Task to complete: In the listing below, switch every "x-tick-label" to "x-category-label" and reproduce the lines with nothing else changed.

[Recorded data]

=======

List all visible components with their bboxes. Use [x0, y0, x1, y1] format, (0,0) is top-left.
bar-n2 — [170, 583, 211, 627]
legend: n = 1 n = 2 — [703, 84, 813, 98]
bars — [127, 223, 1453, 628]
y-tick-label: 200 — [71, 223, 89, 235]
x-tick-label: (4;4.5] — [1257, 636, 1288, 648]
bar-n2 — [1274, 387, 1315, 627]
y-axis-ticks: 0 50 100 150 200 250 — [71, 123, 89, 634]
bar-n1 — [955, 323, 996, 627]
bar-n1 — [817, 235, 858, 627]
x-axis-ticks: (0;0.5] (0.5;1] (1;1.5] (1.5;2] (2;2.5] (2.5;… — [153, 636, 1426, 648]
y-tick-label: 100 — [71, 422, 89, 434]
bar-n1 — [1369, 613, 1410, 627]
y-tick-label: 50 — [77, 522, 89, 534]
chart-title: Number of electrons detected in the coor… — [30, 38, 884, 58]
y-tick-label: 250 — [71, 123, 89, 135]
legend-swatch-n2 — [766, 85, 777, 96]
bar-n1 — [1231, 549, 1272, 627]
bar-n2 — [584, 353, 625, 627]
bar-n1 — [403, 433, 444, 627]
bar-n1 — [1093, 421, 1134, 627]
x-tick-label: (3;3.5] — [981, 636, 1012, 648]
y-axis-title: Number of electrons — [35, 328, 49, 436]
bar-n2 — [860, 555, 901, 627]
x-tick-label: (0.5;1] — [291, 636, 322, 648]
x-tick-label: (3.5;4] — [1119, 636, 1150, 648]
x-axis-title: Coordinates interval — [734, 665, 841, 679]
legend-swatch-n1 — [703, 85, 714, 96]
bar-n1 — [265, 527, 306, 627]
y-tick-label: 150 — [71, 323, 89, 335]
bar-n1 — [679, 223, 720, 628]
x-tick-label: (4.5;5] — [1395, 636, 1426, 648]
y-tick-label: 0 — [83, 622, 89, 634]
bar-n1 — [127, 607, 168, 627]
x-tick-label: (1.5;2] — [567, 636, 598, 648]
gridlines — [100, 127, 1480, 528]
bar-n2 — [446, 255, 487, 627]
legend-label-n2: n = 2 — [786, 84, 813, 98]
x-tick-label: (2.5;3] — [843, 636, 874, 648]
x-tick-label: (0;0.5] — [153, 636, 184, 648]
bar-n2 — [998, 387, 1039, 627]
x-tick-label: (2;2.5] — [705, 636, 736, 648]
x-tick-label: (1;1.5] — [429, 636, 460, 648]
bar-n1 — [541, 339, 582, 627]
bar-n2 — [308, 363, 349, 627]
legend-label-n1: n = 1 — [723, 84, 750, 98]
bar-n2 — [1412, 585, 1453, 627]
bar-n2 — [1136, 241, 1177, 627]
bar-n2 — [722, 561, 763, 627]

=======

Answer to the problem:
List all visible components with their bboxes. Use [x0, y0, x1, y1] format, (0,0) is top-left.
bar-n2 — [170, 583, 211, 627]
legend: n = 1 n = 2 — [703, 84, 813, 98]
bars — [127, 223, 1453, 628]
y-tick-label: 200 — [71, 223, 89, 235]
x-category-label: (4;4.5] — [1257, 636, 1288, 648]
bar-n2 — [1274, 387, 1315, 627]
y-axis-ticks: 0 50 100 150 200 250 — [71, 123, 89, 634]
bar-n1 — [955, 323, 996, 627]
bar-n1 — [817, 235, 858, 627]
x-axis-ticks: (0;0.5] (0.5;1] (1;1.5] (1.5;2] (2;2.5] (2.5;… — [153, 636, 1426, 648]
y-tick-label: 100 — [71, 422, 89, 434]
bar-n1 — [1369, 613, 1410, 627]
y-tick-label: 50 — [77, 522, 89, 534]
chart-title: Number of electrons detected in the coor… — [30, 38, 884, 58]
y-tick-label: 250 — [71, 123, 89, 135]
legend-swatch-n2 — [766, 85, 777, 96]
bar-n1 — [1231, 549, 1272, 627]
bar-n2 — [584, 353, 625, 627]
bar-n1 — [403, 433, 444, 627]
bar-n1 — [1093, 421, 1134, 627]
x-category-label: (3;3.5] — [981, 636, 1012, 648]
y-axis-title: Number of electrons — [35, 328, 49, 436]
bar-n2 — [860, 555, 901, 627]
x-category-label: (0.5;1] — [291, 636, 322, 648]
x-category-label: (3.5;4] — [1119, 636, 1150, 648]
x-axis-title: Coordinates interval — [734, 665, 841, 679]
legend-swatch-n1 — [703, 85, 714, 96]
bar-n1 — [265, 527, 306, 627]
y-tick-label: 150 — [71, 323, 89, 335]
bar-n1 — [679, 223, 720, 628]
x-category-label: (4.5;5] — [1395, 636, 1426, 648]
y-tick-label: 0 — [83, 622, 89, 634]
bar-n1 — [127, 607, 168, 627]
x-category-label: (1.5;2] — [567, 636, 598, 648]
gridlines — [100, 127, 1480, 528]
bar-n2 — [446, 255, 487, 627]
legend-label-n2: n = 2 — [786, 84, 813, 98]
x-category-label: (2.5;3] — [843, 636, 874, 648]
x-category-label: (0;0.5] — [153, 636, 184, 648]
bar-n2 — [998, 387, 1039, 627]
x-category-label: (2;2.5] — [705, 636, 736, 648]
x-category-label: (1;1.5] — [429, 636, 460, 648]
bar-n1 — [541, 339, 582, 627]
bar-n2 — [308, 363, 349, 627]
legend-label-n1: n = 1 — [723, 84, 750, 98]
bar-n2 — [1412, 585, 1453, 627]
bar-n2 — [1136, 241, 1177, 627]
bar-n2 — [722, 561, 763, 627]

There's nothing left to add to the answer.